▶ GIVEN PROBLEM
List every line in this data where the string "published" occurs.

—————

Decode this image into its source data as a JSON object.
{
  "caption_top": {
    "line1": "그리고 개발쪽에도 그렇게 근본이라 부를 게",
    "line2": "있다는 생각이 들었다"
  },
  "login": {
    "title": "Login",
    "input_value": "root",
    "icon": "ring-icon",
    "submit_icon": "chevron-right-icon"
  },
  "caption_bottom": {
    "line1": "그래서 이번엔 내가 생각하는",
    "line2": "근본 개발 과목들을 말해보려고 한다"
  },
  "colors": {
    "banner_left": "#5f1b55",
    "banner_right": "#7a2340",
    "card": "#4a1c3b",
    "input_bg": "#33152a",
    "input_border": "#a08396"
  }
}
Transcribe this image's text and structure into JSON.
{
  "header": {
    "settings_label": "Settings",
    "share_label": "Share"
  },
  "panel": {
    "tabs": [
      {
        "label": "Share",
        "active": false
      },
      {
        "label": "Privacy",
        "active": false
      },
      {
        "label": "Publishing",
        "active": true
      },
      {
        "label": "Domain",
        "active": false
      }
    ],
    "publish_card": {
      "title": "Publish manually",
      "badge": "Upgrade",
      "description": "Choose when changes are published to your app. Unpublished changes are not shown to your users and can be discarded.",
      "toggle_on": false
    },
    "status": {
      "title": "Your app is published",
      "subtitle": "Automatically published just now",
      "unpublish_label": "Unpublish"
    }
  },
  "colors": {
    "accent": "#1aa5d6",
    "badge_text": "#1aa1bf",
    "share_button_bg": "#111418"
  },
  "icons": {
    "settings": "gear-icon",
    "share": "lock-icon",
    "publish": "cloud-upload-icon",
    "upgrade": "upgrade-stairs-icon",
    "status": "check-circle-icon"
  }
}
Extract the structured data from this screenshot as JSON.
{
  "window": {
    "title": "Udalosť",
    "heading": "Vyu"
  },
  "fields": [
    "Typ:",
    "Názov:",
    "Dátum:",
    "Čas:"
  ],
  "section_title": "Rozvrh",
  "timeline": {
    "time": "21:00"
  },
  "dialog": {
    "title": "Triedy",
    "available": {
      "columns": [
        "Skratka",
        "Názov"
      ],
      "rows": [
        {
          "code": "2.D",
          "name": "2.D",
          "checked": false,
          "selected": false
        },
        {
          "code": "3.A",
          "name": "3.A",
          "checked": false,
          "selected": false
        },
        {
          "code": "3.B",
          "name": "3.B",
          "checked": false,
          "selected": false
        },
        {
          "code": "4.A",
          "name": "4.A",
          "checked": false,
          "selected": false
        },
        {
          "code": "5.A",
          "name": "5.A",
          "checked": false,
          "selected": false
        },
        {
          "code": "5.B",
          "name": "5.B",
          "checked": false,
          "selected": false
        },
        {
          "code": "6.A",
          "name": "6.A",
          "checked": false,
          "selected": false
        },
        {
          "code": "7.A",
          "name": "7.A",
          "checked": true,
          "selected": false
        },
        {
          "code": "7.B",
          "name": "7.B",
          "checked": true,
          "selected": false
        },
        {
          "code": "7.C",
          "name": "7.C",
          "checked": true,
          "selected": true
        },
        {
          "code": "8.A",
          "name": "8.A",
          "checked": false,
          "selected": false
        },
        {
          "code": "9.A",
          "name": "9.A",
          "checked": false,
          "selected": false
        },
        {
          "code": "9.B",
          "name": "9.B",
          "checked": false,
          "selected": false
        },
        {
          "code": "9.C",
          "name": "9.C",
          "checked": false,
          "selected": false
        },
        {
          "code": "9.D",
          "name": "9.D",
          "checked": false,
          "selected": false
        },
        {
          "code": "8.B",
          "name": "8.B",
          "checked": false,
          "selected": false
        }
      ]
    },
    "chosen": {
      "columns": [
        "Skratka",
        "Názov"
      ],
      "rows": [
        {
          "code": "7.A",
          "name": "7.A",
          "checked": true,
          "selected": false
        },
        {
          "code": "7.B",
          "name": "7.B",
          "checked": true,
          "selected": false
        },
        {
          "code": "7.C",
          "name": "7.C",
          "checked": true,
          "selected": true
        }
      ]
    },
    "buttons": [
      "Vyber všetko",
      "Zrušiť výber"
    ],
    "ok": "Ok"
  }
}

—————

▶ RESPONSE FOR THIS EXERCISE
      "description": "Choose when changes are published to your app. Unpublished changes are not shown to your users and can be discarded.",
      "title": "Your app is published",
      "subtitle": "Automatically published just now",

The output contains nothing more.